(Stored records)
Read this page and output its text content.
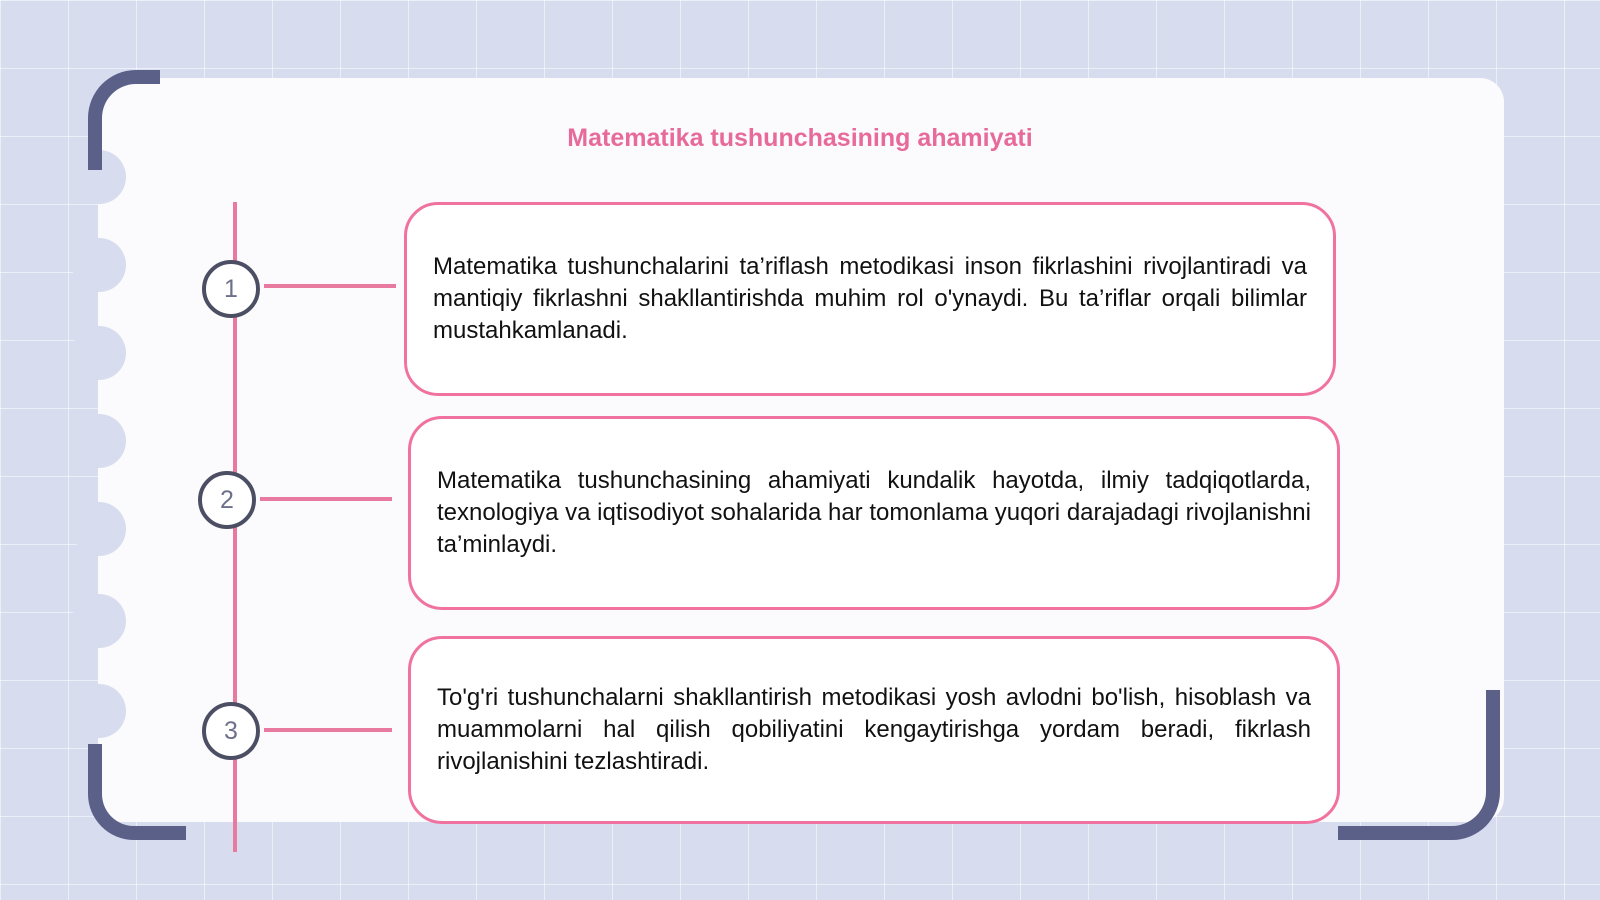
Matematika tushunchasining ahamiyati
1
2
3

Matematika tushunchalarini ta’riflash metodikasi inson fikrlashini rivojlantiradi va mantiqiy fikrlashni shakllantirishda muhim rol o'ynaydi. Bu ta’riflar orqali bilimlar mustahkamlanadi.

Matematika tushunchasining ahamiyati kundalik hayotda, ilmiy tadqiqotlarda, texnologiya va iqtisodiyot sohalarida har tomonlama yuqori darajadagi rivojlanishni ta’minlaydi.

To'g'ri tushunchalarni shakllantirish metodikasi yosh avlodni bo'lish, hisoblash va muammolarni hal qilish qobiliyatini kengaytirishga yordam beradi, fikrlash rivojlanishini tezlashtiradi.
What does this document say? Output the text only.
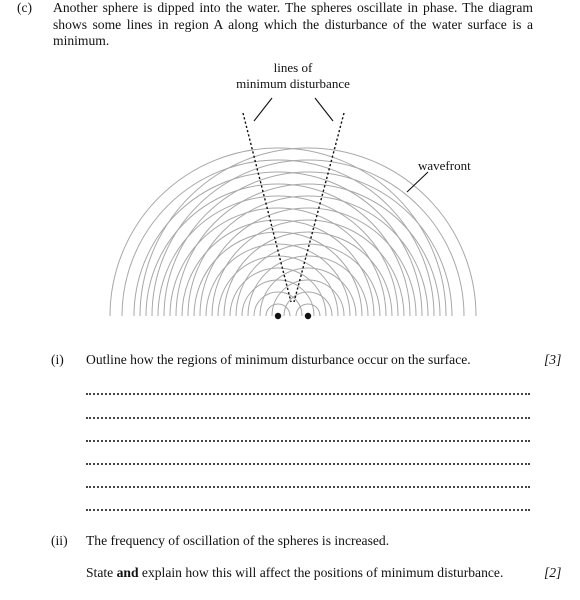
(c) Another sphere is dipped into the water. The spheres oscillate in phase. The diagram
shows some lines in region A along which the disturbance of the water surface is a
minimum.
lines of
minimum disturbance
wavefront
(i) Outline how the regions of minimum disturbance occur on the surface.	[3]
(ii) The frequency of oscillation of the spheres is increased.
State and explain how this will affect the positions of minimum disturbance.	[2]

● WHAT IS ASKED: Write out the whole listing again, exactly, with no pictures.

● OUTPUT:
Read this page and output its text content.
Matematika tushunchasining ahamiyati
1
2
3

Matematika tushunchalarini ta’riflash metodikasi inson fikrlashini rivojlantiradi va mantiqiy fikrlashni shakllantirishda muhim rol o'ynaydi. Bu ta’riflar orqali bilimlar mustahkamlanadi.

Matematika tushunchasining ahamiyati kundalik hayotda, ilmiy tadqiqotlarda, texnologiya va iqtisodiyot sohalarida har tomonlama yuqori darajadagi rivojlanishni ta’minlaydi.

To'g'ri tushunchalarni shakllantirish metodikasi yosh avlodni bo'lish, hisoblash va muammolarni hal qilish qobiliyatini kengaytirishga yordam beradi, fikrlash rivojlanishini tezlashtiradi.
What does this document say? Output the text only.
(c) Another sphere is dipped into the water. The spheres oscillate in phase. The diagram
shows some lines in region A along which the disturbance of the water surface is a
minimum.
lines of
minimum disturbance
wavefront
(i) Outline how the regions of minimum disturbance occur on the surface.	[3]
(ii) The frequency of oscillation of the spheres is increased.
State and explain how this will affect the positions of minimum disturbance.	[2]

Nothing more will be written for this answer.